THE PROBLEM — Extract each record and reproduce it exactly.

Items from a figure collection:

<<<<

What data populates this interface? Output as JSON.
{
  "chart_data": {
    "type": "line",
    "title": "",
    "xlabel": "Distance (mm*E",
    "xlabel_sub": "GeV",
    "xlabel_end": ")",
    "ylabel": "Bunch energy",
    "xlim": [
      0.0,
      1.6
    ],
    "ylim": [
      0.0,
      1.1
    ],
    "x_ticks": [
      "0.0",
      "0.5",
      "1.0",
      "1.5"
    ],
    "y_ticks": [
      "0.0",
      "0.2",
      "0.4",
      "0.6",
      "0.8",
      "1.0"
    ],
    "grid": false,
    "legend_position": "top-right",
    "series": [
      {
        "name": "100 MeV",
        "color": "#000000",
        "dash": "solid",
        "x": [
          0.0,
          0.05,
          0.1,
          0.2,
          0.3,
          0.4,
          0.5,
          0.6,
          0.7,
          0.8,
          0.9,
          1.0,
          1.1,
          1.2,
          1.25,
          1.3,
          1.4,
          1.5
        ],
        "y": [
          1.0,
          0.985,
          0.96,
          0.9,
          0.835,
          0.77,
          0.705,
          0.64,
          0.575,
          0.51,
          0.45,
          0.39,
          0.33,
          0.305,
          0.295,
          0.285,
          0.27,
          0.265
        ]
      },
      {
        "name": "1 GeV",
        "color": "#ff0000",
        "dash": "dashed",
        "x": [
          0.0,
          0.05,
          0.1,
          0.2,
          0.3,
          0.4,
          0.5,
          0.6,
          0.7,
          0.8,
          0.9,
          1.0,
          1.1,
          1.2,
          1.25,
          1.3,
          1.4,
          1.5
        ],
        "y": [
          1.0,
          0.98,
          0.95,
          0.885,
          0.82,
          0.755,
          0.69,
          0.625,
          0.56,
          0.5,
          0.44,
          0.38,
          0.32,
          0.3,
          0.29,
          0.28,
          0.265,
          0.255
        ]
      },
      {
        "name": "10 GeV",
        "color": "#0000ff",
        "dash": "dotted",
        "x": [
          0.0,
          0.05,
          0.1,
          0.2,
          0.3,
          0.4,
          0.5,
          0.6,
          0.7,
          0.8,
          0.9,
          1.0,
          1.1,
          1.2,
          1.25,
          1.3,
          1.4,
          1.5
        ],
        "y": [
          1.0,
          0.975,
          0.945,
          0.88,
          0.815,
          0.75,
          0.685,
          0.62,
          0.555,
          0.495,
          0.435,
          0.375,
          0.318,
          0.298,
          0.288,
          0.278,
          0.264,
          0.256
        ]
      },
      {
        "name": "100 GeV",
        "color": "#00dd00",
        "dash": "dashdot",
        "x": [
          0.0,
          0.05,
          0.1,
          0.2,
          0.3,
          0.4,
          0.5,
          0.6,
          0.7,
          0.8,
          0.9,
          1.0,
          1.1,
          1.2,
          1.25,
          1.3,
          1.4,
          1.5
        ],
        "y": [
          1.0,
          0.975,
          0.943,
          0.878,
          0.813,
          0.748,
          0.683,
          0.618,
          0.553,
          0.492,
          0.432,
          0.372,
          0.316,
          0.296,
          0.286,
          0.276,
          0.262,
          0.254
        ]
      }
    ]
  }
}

>>>>

FINISHED EXERCISE —
What data populates this interface? Output as JSON.
{
  "chart_data": {
    "type": "line",
    "title": "",
    "xlabel": "Distance (mm*E",
    "xlabel_sub": "GeV",
    "xlabel_end": ")",
    "ylabel": "Bunch energy",
    "xlim": [
      0.0,
      1.6
    ],
    "ylim": [
      0.0,
      1.1
    ],
    "x_ticks": [
      "0.0",
      "0.5",
      "1.0",
      "1.5"
    ],
    "y_ticks": [
      "0.0",
      "0.2",
      "0.4",
      "0.6",
      "0.8",
      "1.0"
    ],
    "grid": false,
    "legend_position": "top-right",
    "series": [
      {
        "name": "100 MeV",
        "color": "#000000",
        "dash": "solid",
        "x": [
          0.0,
          0.05,
          0.1,
          0.2,
          0.3,
          0.4,
          0.5,
          0.6,
          0.7,
          0.8,
          0.9,
          1.0,
          1.1,
          1.2,
          1.25,
          1.3,
          1.4,
          1.5
        ],
        "y": [
          1.0,
          0.985,
          0.96,
          0.9,
          0.835,
          0.77,
          0.705,
          0.64,
          0.575,
          0.51,
          0.45,
          0.39,
          0.33,
          0.305,
          0.295,
          0.285,
          0.27,
          0.265
        ]
      },
      {
        "name": "1 GeV",
        "color": "#ff0000",
        "dash": "dashed",
        "x": [
          0.0,
          0.05,
          0.1,
          0.2,
          0.3,
          0.4,
          0.5,
          0.6,
          0.7,
          0.8,
          0.9,
          1.0,
          1.1,
          1.2,
          1.25,
          1.3,
          1.4,
          1.5
        ],
        "y": [
          1.0,
          0.98,
          0.95,
          0.885,
          0.82,
          0.755,
          0.69,
          0.625,
          0.56,
          0.5,
          0.44,
          0.38,
          0.32,
          0.3,
          0.29,
          0.28,
          0.265,
          0.255
        ]
      },
      {
        "name": "10 GeV",
        "color": "#0000ff",
        "dash": "dotted",
        "x": [
          0.0,
          0.05,
          0.1,
          0.2,
          0.3,
          0.4,
          0.5,
          0.6,
          0.7,
          0.8,
          0.9,
          1.0,
          1.1,
          1.2,
          1.25,
          1.3,
          1.4,
          1.5
        ],
        "y": [
          1.0,
          0.975,
          0.945,
          0.88,
          0.815,
          0.75,
          0.685,
          0.62,
          0.555,
          0.495,
          0.435,
          0.375,
          0.318,
          0.298,
          0.288,
          0.278,
          0.264,
          0.256
        ]
      },
      {
        "name": "100 GeV",
        "color": "#00dd00",
        "dash": "dashdot",
        "x": [
          0.0,
          0.05,
          0.1,
          0.2,
          0.3,
          0.4,
          0.5,
          0.6,
          0.7,
          0.8,
          0.9,
          1.0,
          1.1,
          1.2,
          1.25,
          1.3,
          1.4,
          1.5
        ],
        "y": [
          1.0,
          0.975,
          0.943,
          0.878,
          0.813,
          0.748,
          0.683,
          0.618,
          0.553,
          0.492,
          0.432,
          0.372,
          0.316,
          0.296,
          0.286,
          0.276,
          0.262,
          0.254
        ]
      }
    ]
  }
}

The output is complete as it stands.